Extract to read
Closed worleyph closed 7 years ago
Using pure MPI does require more memory, and trying to fit 1/4 degree on this many nodes, memory is one of the concerns? Hence what about a x4 or x8 configuration? I think @amametjanov may have have experience with this on Mira (trying to find working configurations which use low thread counts but still fit into memory).
Thanks. I increased to 5400x1 (noHT), with exactly the same error. I think that @ndkeen indicated that he had run an F case with this decomposition on Cori. I'll try even larger when I get the chance, but will also continue debugging at 5400x1 (since it seems to run at least once per day). @rljacob , latest information is from a debug statement added to initd_ in m_GlobalSegMap.F90. Here
0000: NGSEG = 0 0000: mGlobalSegMap::initp: non-positive value of ngseg error, stat =0
so ngseg is zero (and not negative) after coming out of the loop:
ngseg = 0
do i=0,npes-1
ngseg = ngseg + counts(i)
if(i == 0) then
displs(i) = 0
else
displs(i) = displs(i-1) + counts(i-1)
endif
end do
I assume that this means that counts(:) == 0, but I'll verify as well.
@worleyph The maps for ne120np4_oRRS15to5 are largely untested, just as a warning. And I ended up with a map for a different resolution that was bad but the mapping tools gave no warning or error creating it. So just a heads up...
@jonbob, how would I determine whether this is the source of my problems? @rljacob , has anyone run this compset and grid resolution successfully?
@worleyph : we might have to build up to the full A_WCYCL compset. If you don't figure out the problem, maybe first make sure atm/lnd compsets work, and ocn/ice as well. And then we could try all the active components together...
Yes, I'd increase thread counts and also increase pio stride; it looks like a re-arranger problem.
No one has run this compset/resolution yet. @worleyph try just the F-case first on Titan. See https://acme-climate.atlassian.net/browse/CSG-163
@rljacob - already ran an F case on Titan (successfully), a couple of weeks ago.

Written exercise 1
According to the forum thread, where was the debug statement that produced the latest information added?
These records have no connection to the forum thread.

Element-and-box listings
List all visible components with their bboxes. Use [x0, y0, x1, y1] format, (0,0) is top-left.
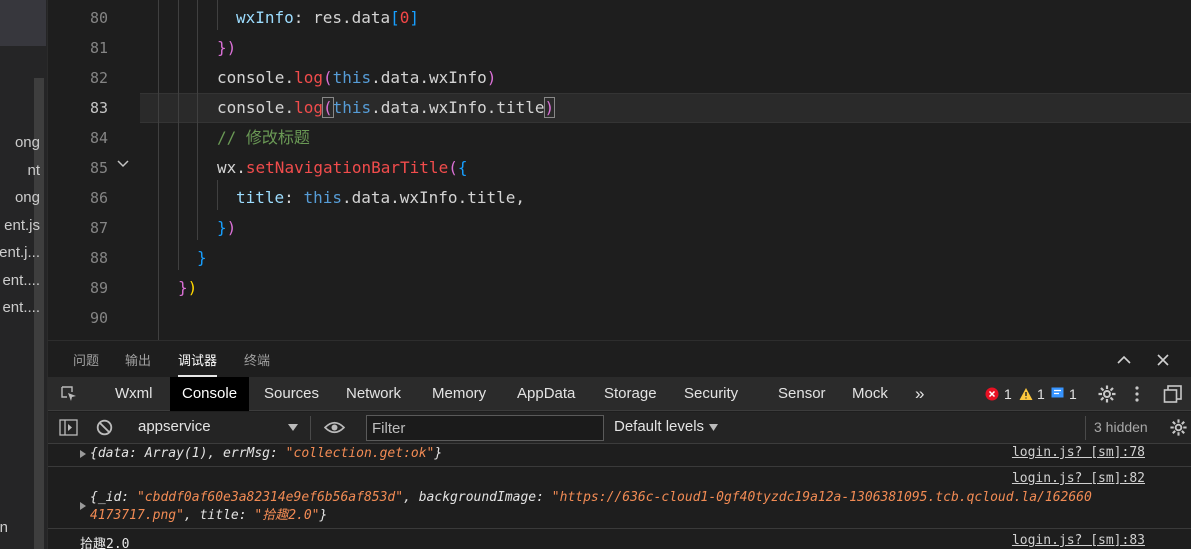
code-line-88: }	[197, 248, 207, 267]
tab-appdata[interactable]: AppData	[505, 377, 587, 411]
close-icon[interactable]	[1154, 351, 1172, 369]
console-message[interactable]: login.js? [sm]:82 {_id: "cbddf0af60e3a82…	[48, 468, 1191, 529]
source-link[interactable]: login.js? [sm]:78	[1012, 445, 1145, 460]
log-levels-dropdown[interactable]: Default levels	[614, 418, 704, 435]
expand-triangle-icon[interactable]	[80, 450, 86, 458]
toolbar-divider	[1085, 416, 1086, 440]
source-link[interactable]: login.js? [sm]:82	[1012, 471, 1145, 486]
error-icon[interactable]	[985, 387, 999, 401]
tab-sources[interactable]: Sources	[252, 377, 331, 411]
tab-debugger[interactable]: 调试器	[178, 350, 218, 377]
console-object-continued[interactable]: 4173717.png", title: "拾趣2.0"}	[90, 507, 327, 525]
line-number: 86	[89, 189, 108, 207]
tab-storage[interactable]: Storage	[592, 377, 669, 411]
code-line-81: })	[217, 38, 237, 57]
devtools-toolbar: Wxml Console Sources Network Memory AppD…	[48, 377, 1191, 411]
code-line-87: })	[217, 218, 237, 237]
explorer-file[interactable]: ent....	[2, 299, 40, 316]
line-number-gutter: 80 81 82 83 84 85 86 87 88 89 90	[48, 0, 140, 340]
tab-console[interactable]: Console	[170, 377, 250, 411]
console-message[interactable]: {data: Array(1), errMsg: "collection.get…	[48, 444, 1191, 467]
console-object[interactable]: {data: Array(1), errMsg: "collection.get…	[90, 445, 442, 463]
line-number: 85	[89, 159, 108, 177]
line-number: 80	[89, 9, 108, 27]
tab-terminal[interactable]: 终端	[244, 350, 270, 369]
explorer-file[interactable]: ent.js	[4, 217, 40, 234]
gear-icon[interactable]	[1097, 384, 1117, 404]
console-filter-bar: appservice Filter Default levels 3 hidde…	[48, 412, 1191, 444]
explorer-file[interactable]: ong	[15, 189, 40, 206]
line-number: 87	[89, 219, 108, 237]
more-options-icon[interactable]	[1133, 385, 1141, 403]
console-output: {data: Array(1), errMsg: "collection.get…	[48, 444, 1191, 549]
eye-icon[interactable]	[324, 420, 345, 435]
code-line-80: wxInfo: res.data[0]	[236, 8, 420, 27]
line-number: 82	[89, 69, 108, 87]
hidden-messages-count: 3 hidden	[1094, 419, 1148, 435]
indent-guide	[158, 0, 159, 340]
indent-guide	[217, 0, 218, 30]
indent-guide	[217, 180, 218, 210]
dropdown-arrow-icon[interactable]	[288, 424, 298, 431]
line-number: 89	[89, 279, 108, 297]
code-line-83: console.log(this.data.wxInfo.title)	[217, 97, 556, 118]
message-count[interactable]: 1	[1069, 386, 1077, 402]
warning-icon[interactable]	[1019, 387, 1033, 401]
inspect-element-icon[interactable]	[60, 385, 78, 403]
code-editor[interactable]: 80 81 82 83 84 85 86 87 88 89 90 wxInfo:…	[48, 0, 1191, 340]
tab-mock[interactable]: Mock	[840, 377, 900, 411]
code-line-84: // 修改标题	[217, 128, 310, 147]
tab-problems[interactable]: 问题	[73, 350, 99, 369]
tab-wxml[interactable]: Wxml	[103, 377, 165, 411]
chevron-down-icon[interactable]	[116, 157, 130, 171]
code-area[interactable]: wxInfo: res.data[0] }) console.log(this.…	[140, 0, 1191, 340]
console-message[interactable]: 拾趣2.0 login.js? [sm]:83	[48, 530, 1191, 549]
file-explorer: ong nt ong ent.js ent.j... ent.... ent..…	[0, 0, 48, 549]
console-settings-gear-icon[interactable]	[1169, 418, 1188, 437]
filter-input[interactable]: Filter	[366, 415, 604, 441]
code-line-82: console.log(this.data.wxInfo)	[217, 68, 497, 87]
code-line-89: })	[178, 278, 198, 297]
explorer-file[interactable]: ent....	[2, 272, 40, 289]
explorer-file[interactable]: nt	[27, 162, 40, 179]
explorer-file[interactable]: ent.j...	[0, 244, 40, 261]
bottom-panel: 问题 输出 调试器 终端 Wxml Console Sources Networ…	[48, 340, 1191, 549]
dock-side-icon[interactable]	[1163, 384, 1183, 404]
source-link[interactable]: login.js? [sm]:83	[1012, 533, 1145, 548]
tab-output[interactable]: 输出	[125, 350, 151, 369]
log-levels-label: Default levels	[614, 418, 705, 435]
expand-triangle-icon[interactable]	[80, 502, 86, 510]
code-line-86: title: this.data.wxInfo.title,	[236, 188, 525, 207]
toolbar-divider	[310, 416, 311, 440]
tab-security[interactable]: Security	[672, 377, 750, 411]
context-selector[interactable]: appservice	[138, 418, 211, 435]
line-number: 88	[89, 249, 108, 267]
explorer-file[interactable]: n	[0, 519, 8, 536]
panel-tabs: 问题 输出 调试器 终端	[48, 341, 1191, 377]
more-tabs-button[interactable]: »	[903, 377, 936, 411]
explorer-selected-item[interactable]	[0, 0, 46, 46]
line-number: 81	[89, 39, 108, 57]
tab-memory[interactable]: Memory	[420, 377, 498, 411]
explorer-file[interactable]: ong	[15, 134, 40, 151]
sidebar-toggle-icon[interactable]	[59, 419, 78, 436]
indent-guide	[197, 0, 198, 240]
line-number-active: 83	[89, 99, 108, 117]
info-icon[interactable]	[1051, 387, 1064, 400]
line-number: 90	[89, 309, 108, 327]
clear-console-icon[interactable]	[96, 419, 113, 436]
console-object[interactable]: {_id: "cbddf0af60e3a82314e9ef6b56af853d"…	[90, 489, 1092, 507]
chevron-up-icon[interactable]	[1115, 351, 1133, 369]
indent-guide	[178, 0, 179, 270]
tab-network[interactable]: Network	[334, 377, 413, 411]
line-number: 84	[89, 129, 108, 147]
error-count[interactable]: 1	[1004, 386, 1012, 402]
code-line-85: wx.setNavigationBarTitle({	[217, 158, 468, 177]
tab-sensor[interactable]: Sensor	[766, 377, 838, 411]
warning-count[interactable]: 1	[1037, 386, 1045, 402]
console-text: 拾趣2.0	[80, 537, 130, 549]
dropdown-arrow-icon[interactable]	[709, 424, 718, 431]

Written exercise 2
In the records, rewrite the part that opens with the line containing "248, 207, 267]" and closes with the line containing "387, 999, 401]", putting "file-link" in place of "source-link" and keeping everything else the same.

Full solution 1
To initd_ in m_GlobalSegMap.F90.

Full solution 2
code-line-88: }	[197, 248, 207, 267]
tab-appdata[interactable]: AppData	[505, 377, 587, 411]
close-icon[interactable]	[1154, 351, 1172, 369]
console-message[interactable]: login.js? [sm]:82 {_id: "cbddf0af60e3a82…	[48, 468, 1191, 529]
file-link[interactable]: login.js? [sm]:78	[1012, 445, 1145, 460]
log-levels-dropdown[interactable]: Default levels	[614, 418, 704, 435]
expand-triangle-icon[interactable]	[80, 450, 86, 458]
toolbar-divider	[1085, 416, 1086, 440]
file-link[interactable]: login.js? [sm]:82	[1012, 471, 1145, 486]
error-icon[interactable]	[985, 387, 999, 401]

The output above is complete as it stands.